** Action item **
For every entry below, give an exact repeat and leave out the pictures.

::::::::

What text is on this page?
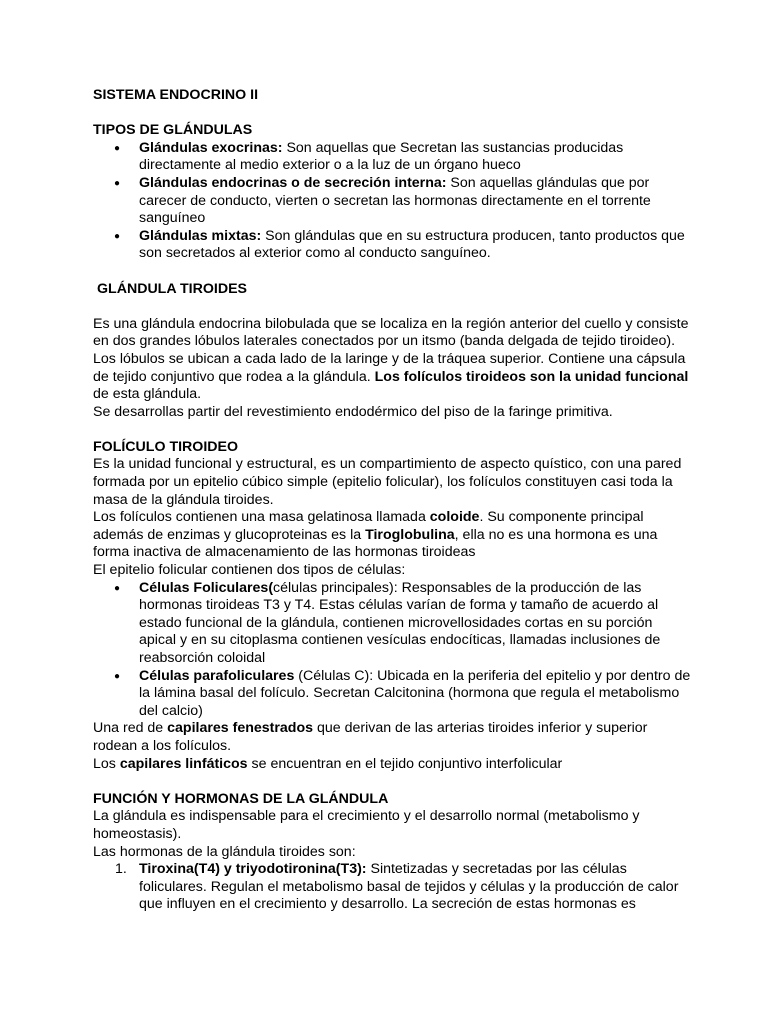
SISTEMA ENDOCRINO II

TIPOS DE GLÁNDULAS

● Glándulas exocrinas: Son aquellas que Secretan las sustancias producidas directamente al medio exterior o a la luz de un órgano hueco
● Glándulas endocrinas o de secreción interna: Son aquellas glándulas que por carecer de conducto, vierten o secretan las hormonas directamente en el torrente sanguíneo
● Glándulas mixtas: Son glándulas que en su estructura producen, tanto productos que son secretados al exterior como al conducto sanguíneo.

GLÁNDULA TIROIDES

Es una glándula endocrina bilobulada que se localiza en la región anterior del cuello y consiste en dos grandes lóbulos laterales conectados por un itsmo (banda delgada de tejido tiroideo). Los lóbulos se ubican a cada lado de la laringe y de la tráquea superior. Contiene una cápsula de tejido conjuntivo que rodea a la glándula. Los folículos tiroideos son la unidad funcional de esta glándula.

Se desarrollas partir del revestimiento endodérmico del piso de la faringe primitiva.

FOLÍCULO TIROIDEO

Es la unidad funcional y estructural, es un compartimiento de aspecto quístico, con una pared formada por un epitelio cúbico simple (epitelio folicular), los folículos constituyen casi toda la masa de la glándula tiroides.

Los folículos contienen una masa gelatinosa llamada coloide. Su componente principal además de enzimas y glucoproteinas es la Tiroglobulina, ella no es una hormona es una forma inactiva de almacenamiento de las hormonas tiroideas

El epitelio folicular contienen dos tipos de células:

● Células Foliculares(células principales): Responsables de la producción de las hormonas tiroideas T3 y T4. Estas células varían de forma y tamaño de acuerdo al estado funcional de la glándula, contienen microvellosidades cortas en su porción apical y en su citoplasma contienen vesículas endocíticas, llamadas inclusiones de reabsorción coloidal
● Células parafoliculares (Células C): Ubicada en la periferia del epitelio y por dentro de la lámina basal del folículo. Secretan Calcitonina (hormona que regula el metabolismo del calcio)

Una red de capilares fenestrados que derivan de las arterias tiroides inferior y superior rodean a los folículos.

Los capilares linfáticos se encuentran en el tejido conjuntivo interfolicular

FUNCIÓN Y HORMONAS DE LA GLÁNDULA

La glándula es indispensable para el crecimiento y el desarrollo normal (metabolismo y homeostasis).

Las hormonas de la glándula tiroides son:

1. Tiroxina(T4) y triyodotironina(T3): Sintetizadas y secretadas por las células foliculares. Regulan el metabolismo basal de tejidos y células y la producción de calor que influyen en el crecimiento y desarrollo. La secreción de estas hormonas es
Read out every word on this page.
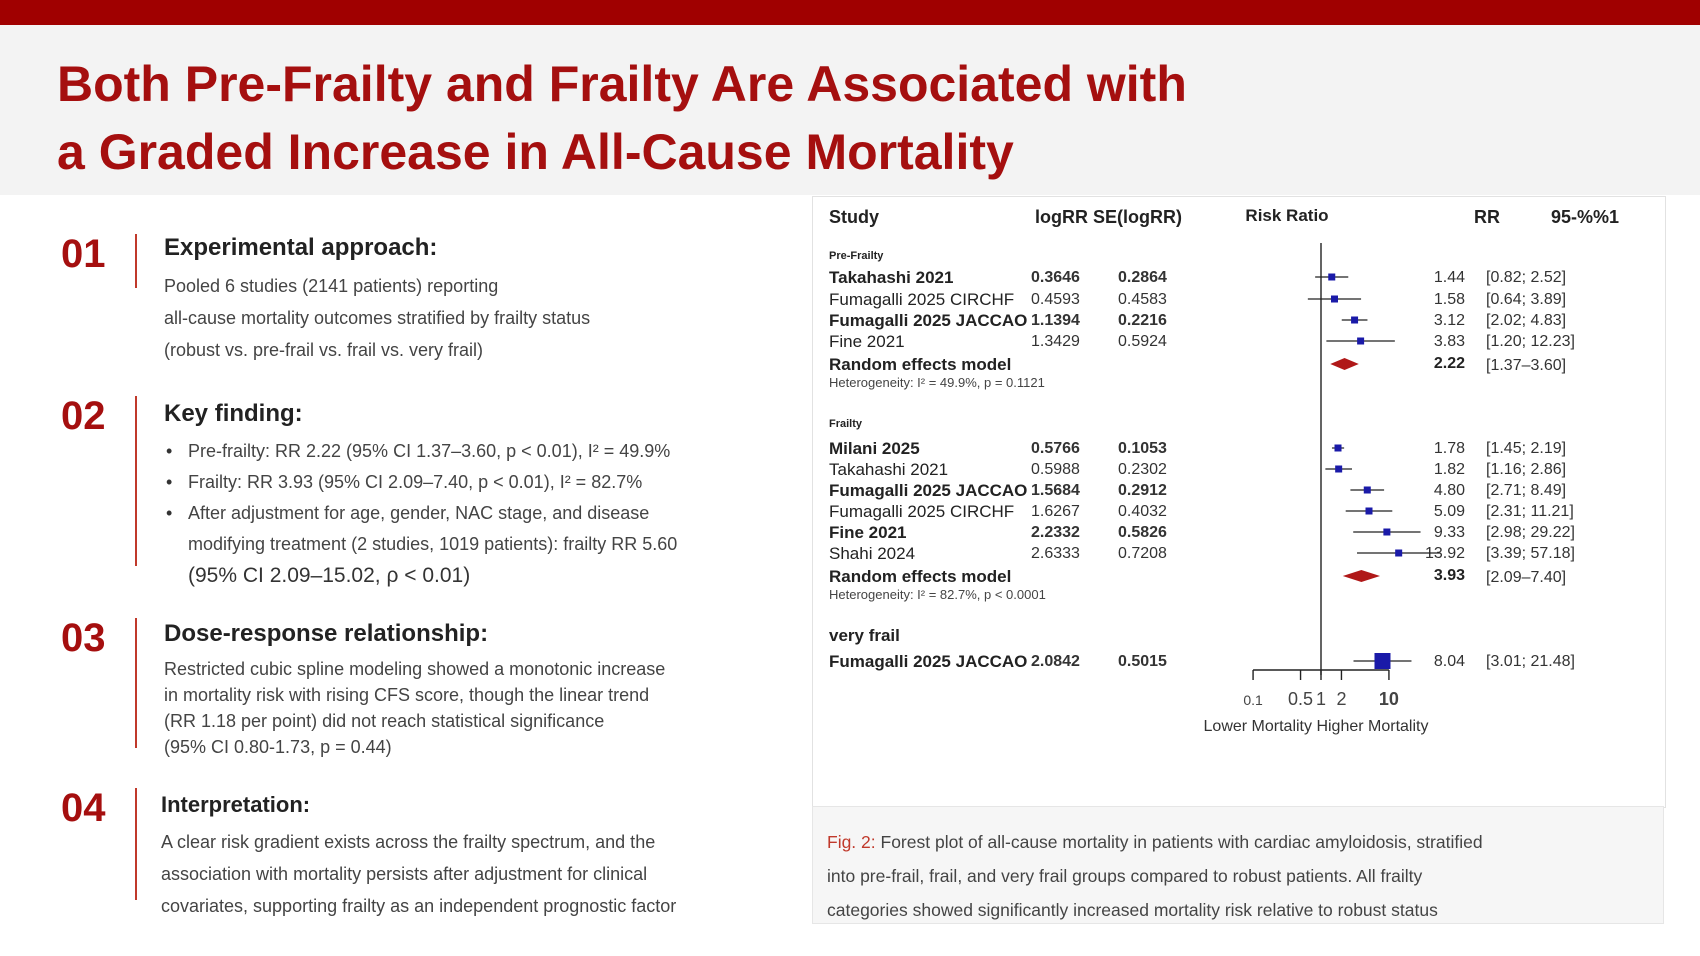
Both Pre-Frailty and Frailty Are Associated with
a Graded Increase in All-Cause Mortality
01 Experimental approach:

Pooled 6 studies (2141 patients) reporting
all-cause mortality outcomes stratified by frailty status
(robust vs. pre-frail vs. frail vs. very frail)

02 Key finding:
• Pre-frailty: RR 2.22 (95% CI 1.37–3.60, p < 0.01), I² = 49.9%
• Frailty: RR 3.93 (95% CI 2.09–7.40, p < 0.01), I² = 82.7%
• After adjustment for age, gender, NAC stage, and disease
modifying treatment (2 studies, 1019 patients): frailty RR 5.60
(95% CI 2.09–15.02, ρ < 0.01)
03 Dose-response relationship:

Restricted cubic spline modeling showed a monotonic increase
in mortality risk with rising CFS score, though the linear trend
(RR 1.18 per point) did not reach statistical significance
(95% CI 0.80-1.73, p = 0.44)

04	Interpretation:

A clear risk gradient exists across the frailty spectrum, and the
association with mortality persists after adjustment for clinical
covariates, supporting frailty as an independent prognostic factor

Study	logRR SE(logRR)	Risk Ratio	RR	95-%%1
Pre-Frailty
Takahashi 2021	0.3646 0.2864	1.44 [0.82; 2.52]
Fumagalli 2025 CIRCHF 0.4593 0.4583	1.58 [0.64; 3.89]
Fumagalli 2025 JACCAO 1.1394 0.2216	3.12 [2.02; 4.83]
Fine 2021	1.3429 0.5924	3.83 [1.20; 12.23]
Random effects model	2.22 [1.37–3.60]
Heterogeneity: I² = 49.9%, p = 0.1121
Frailty
Milani 2025	0.5766 0.1053	1.78 [1.45; 2.19]
Takahashi 2021	0.5988 0.2302	1.82 [1.16; 2.86]
Fumagalli 2025 JACCAO 1.5684 0.2912	4.80 [2.71; 8.49]
Fumagalli 2025 CIRCHF 1.6267 0.4032	5.09 [2.31; 11.21]
Fine 2021	2.2332 0.5826	9.33 [2.98; 29.22]
Shahi 2024	2.6333 0.7208	13.92 [3.39; 57.18]
Random effects model	3.93 [2.09–7.40]
Heterogeneity: I² = 82.7%, p < 0.0001
very frail
Fumagalli 2025 JACCAO 2.0842 0.5015	8.04 [3.01; 21.48]
0.1 0.5 1 2 10
Lower Mortality Higher Mortality
Fig. 2: Forest plot of all-cause mortality in patients with cardiac amyloidosis, stratified
into pre-frail, frail, and very frail groups compared to robust patients. All frailty
categories showed significantly increased mortality risk relative to robust status
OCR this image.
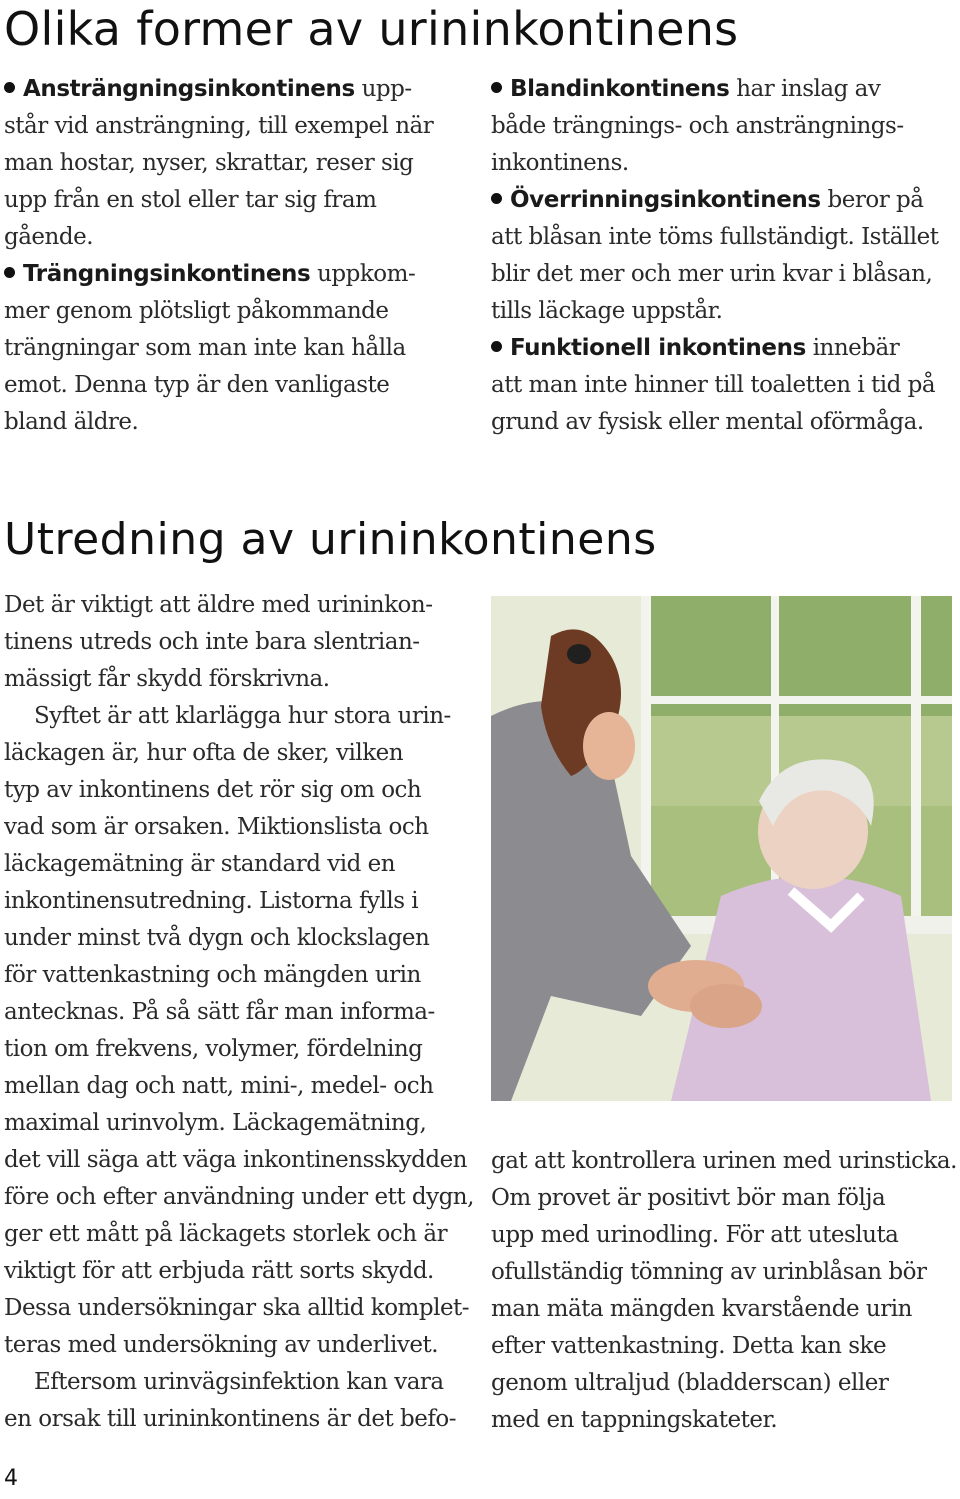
Olika former av urininkontinens

Ansträngningsinkontinens upp-
står vid ansträngning, till exempel när
man hostar, nyser, skrattar, reser sig
upp från en stol eller tar sig fram
gående.

Trängningsinkontinens uppkom-
mer genom plötsligt påkommande
trängningar som man inte kan hålla
emot. Denna typ är den vanligaste
bland äldre.

Blandinkontinens har inslag av
både trängnings- och ansträngnings-
inkontinens.

Överrinningsinkontinens beror på
att blåsan inte töms fullständigt. Istället
blir det mer och mer urin kvar i blåsan,
tills läckage uppstår.

Funktionell inkontinens innebär
att man inte hinner till toaletten i tid på
grund av fysisk eller mental oförmåga.

Utredning av urininkontinens

Det är viktigt att äldre med urininkon-
tinens utreds och inte bara slentrian-
mässigt får skydd förskrivna.

Syftet är att klarlägga hur stora urin-
läckagen är, hur ofta de sker, vilken
typ av inkontinens det rör sig om och
vad som är orsaken. Miktionslista och
läckagemätning är standard vid en
inkontinensutredning. Listorna fylls i
under minst två dygn och klockslagen
för vattenkastning och mängden urin
antecknas. På så sätt får man informa-
tion om frekvens, volymer, fördelning
mellan dag och natt, mini-, medel- och
maximal urinvolym. Läckagemätning,
det vill säga att väga inkontinensskydden
före och efter användning under ett dygn,
ger ett mått på läckagets storlek och är
viktigt för att erbjuda rätt sorts skydd.
Dessa undersökningar ska alltid komplet-
teras med undersökning av underlivet.

Eftersom urinvägsinfektion kan vara
en orsak till urininkontinens är det befo-

gat att kontrollera urinen med urinsticka.
Om provet är positivt bör man följa
upp med urinodling. För att utesluta
ofullständig tömning av urinblåsan bör
man mäta mängden kvarstående urin
efter vattenkastning. Detta kan ske
genom ultraljud (bladderscan) eller
med en tappningskateter.

4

::::::::

** Exercise answer **
What text is on this page?
SISTEMA ENDOCRINO II

TIPOS DE GLÁNDULAS

● Glándulas exocrinas: Son aquellas que Secretan las sustancias producidas directamente al medio exterior o a la luz de un órgano hueco
● Glándulas endocrinas o de secreción interna: Son aquellas glándulas que por carecer de conducto, vierten o secretan las hormonas directamente en el torrente sanguíneo
● Glándulas mixtas: Son glándulas que en su estructura producen, tanto productos que son secretados al exterior como al conducto sanguíneo.

GLÁNDULA TIROIDES

Es una glándula endocrina bilobulada que se localiza en la región anterior del cuello y consiste en dos grandes lóbulos laterales conectados por un itsmo (banda delgada de tejido tiroideo). Los lóbulos se ubican a cada lado de la laringe y de la tráquea superior. Contiene una cápsula de tejido conjuntivo que rodea a la glándula. Los folículos tiroideos son la unidad funcional de esta glándula.

Se desarrollas partir del revestimiento endodérmico del piso de la faringe primitiva.

FOLÍCULO TIROIDEO

Es la unidad funcional y estructural, es un compartimiento de aspecto quístico, con una pared formada por un epitelio cúbico simple (epitelio folicular), los folículos constituyen casi toda la masa de la glándula tiroides.

Los folículos contienen una masa gelatinosa llamada coloide. Su componente principal además de enzimas y glucoproteinas es la Tiroglobulina, ella no es una hormona es una forma inactiva de almacenamiento de las hormonas tiroideas

El epitelio folicular contienen dos tipos de células:

● Células Foliculares(células principales): Responsables de la producción de las hormonas tiroideas T3 y T4. Estas células varían de forma y tamaño de acuerdo al estado funcional de la glándula, contienen microvellosidades cortas en su porción apical y en su citoplasma contienen vesículas endocíticas, llamadas inclusiones de reabsorción coloidal
● Células parafoliculares (Células C): Ubicada en la periferia del epitelio y por dentro de la lámina basal del folículo. Secretan Calcitonina (hormona que regula el metabolismo del calcio)

Una red de capilares fenestrados que derivan de las arterias tiroides inferior y superior rodean a los folículos.

Los capilares linfáticos se encuentran en el tejido conjuntivo interfolicular

FUNCIÓN Y HORMONAS DE LA GLÁNDULA

La glándula es indispensable para el crecimiento y el desarrollo normal (metabolismo y homeostasis).

Las hormonas de la glándula tiroides son:

1. Tiroxina(T4) y triyodotironina(T3): Sintetizadas y secretadas por las células foliculares. Regulan el metabolismo basal de tejidos y células y la producción de calor que influyen en el crecimiento y desarrollo. La secreción de estas hormonas es
Read out every word on this page.
Both Pre-Frailty and Frailty Are Associated with
a Graded Increase in All-Cause Mortality
01 Experimental approach:

Pooled 6 studies (2141 patients) reporting
all-cause mortality outcomes stratified by frailty status
(robust vs. pre-frail vs. frail vs. very frail)

02 Key finding:
• Pre-frailty: RR 2.22 (95% CI 1.37–3.60, p < 0.01), I² = 49.9%
• Frailty: RR 3.93 (95% CI 2.09–7.40, p < 0.01), I² = 82.7%
• After adjustment for age, gender, NAC stage, and disease
modifying treatment (2 studies, 1019 patients): frailty RR 5.60
(95% CI 2.09–15.02, ρ < 0.01)
03 Dose-response relationship:

Restricted cubic spline modeling showed a monotonic increase
in mortality risk with rising CFS score, though the linear trend
(RR 1.18 per point) did not reach statistical significance
(95% CI 0.80-1.73, p = 0.44)

04	Interpretation:

A clear risk gradient exists across the frailty spectrum, and the
association with mortality persists after adjustment for clinical
covariates, supporting frailty as an independent prognostic factor

Study	logRR SE(logRR)	Risk Ratio	RR	95-%%1
Pre-Frailty
Takahashi 2021	0.3646 0.2864	1.44 [0.82; 2.52]
Fumagalli 2025 CIRCHF 0.4593 0.4583	1.58 [0.64; 3.89]
Fumagalli 2025 JACCAO 1.1394 0.2216	3.12 [2.02; 4.83]
Fine 2021	1.3429 0.5924	3.83 [1.20; 12.23]
Random effects model	2.22 [1.37–3.60]
Heterogeneity: I² = 49.9%, p = 0.1121
Frailty
Milani 2025	0.5766 0.1053	1.78 [1.45; 2.19]
Takahashi 2021	0.5988 0.2302	1.82 [1.16; 2.86]
Fumagalli 2025 JACCAO 1.5684 0.2912	4.80 [2.71; 8.49]
Fumagalli 2025 CIRCHF 1.6267 0.4032	5.09 [2.31; 11.21]
Fine 2021	2.2332 0.5826	9.33 [2.98; 29.22]
Shahi 2024	2.6333 0.7208	13.92 [3.39; 57.18]
Random effects model	3.93 [2.09–7.40]
Heterogeneity: I² = 82.7%, p < 0.0001
very frail
Fumagalli 2025 JACCAO 2.0842 0.5015	8.04 [3.01; 21.48]
0.1 0.5 1 2 10
Lower Mortality Higher Mortality
Fig. 2: Forest plot of all-cause mortality in patients with cardiac amyloidosis, stratified
into pre-frail, frail, and very frail groups compared to robust patients. All frailty
categories showed significantly increased mortality risk relative to robust status
OCR this image.
Olika former av urininkontinens

Ansträngningsinkontinens upp-
står vid ansträngning, till exempel när
man hostar, nyser, skrattar, reser sig
upp från en stol eller tar sig fram
gående.

Trängningsinkontinens uppkom-
mer genom plötsligt påkommande
trängningar som man inte kan hålla
emot. Denna typ är den vanligaste
bland äldre.

Blandinkontinens har inslag av
både trängnings- och ansträngnings-
inkontinens.

Överrinningsinkontinens beror på
att blåsan inte töms fullständigt. Istället
blir det mer och mer urin kvar i blåsan,
tills läckage uppstår.

Funktionell inkontinens innebär
att man inte hinner till toaletten i tid på
grund av fysisk eller mental oförmåga.

Utredning av urininkontinens

Det är viktigt att äldre med urininkon-
tinens utreds och inte bara slentrian-
mässigt får skydd förskrivna.

Syftet är att klarlägga hur stora urin-
läckagen är, hur ofta de sker, vilken
typ av inkontinens det rör sig om och
vad som är orsaken. Miktionslista och
läckagemätning är standard vid en
inkontinensutredning. Listorna fylls i
under minst två dygn och klockslagen
för vattenkastning och mängden urin
antecknas. På så sätt får man informa-
tion om frekvens, volymer, fördelning
mellan dag och natt, mini-, medel- och
maximal urinvolym. Läckagemätning,
det vill säga att väga inkontinensskydden
före och efter användning under ett dygn,
ger ett mått på läckagets storlek och är
viktigt för att erbjuda rätt sorts skydd.
Dessa undersökningar ska alltid komplet-
teras med undersökning av underlivet.

Eftersom urinvägsinfektion kan vara
en orsak till urininkontinens är det befo-

gat att kontrollera urinen med urinsticka.
Om provet är positivt bör man följa
upp med urinodling. För att utesluta
ofullständig tömning av urinblåsan bör
man mäta mängden kvarstående urin
efter vattenkastning. Detta kan ske
genom ultraljud (bladderscan) eller
med en tappningskateter.

4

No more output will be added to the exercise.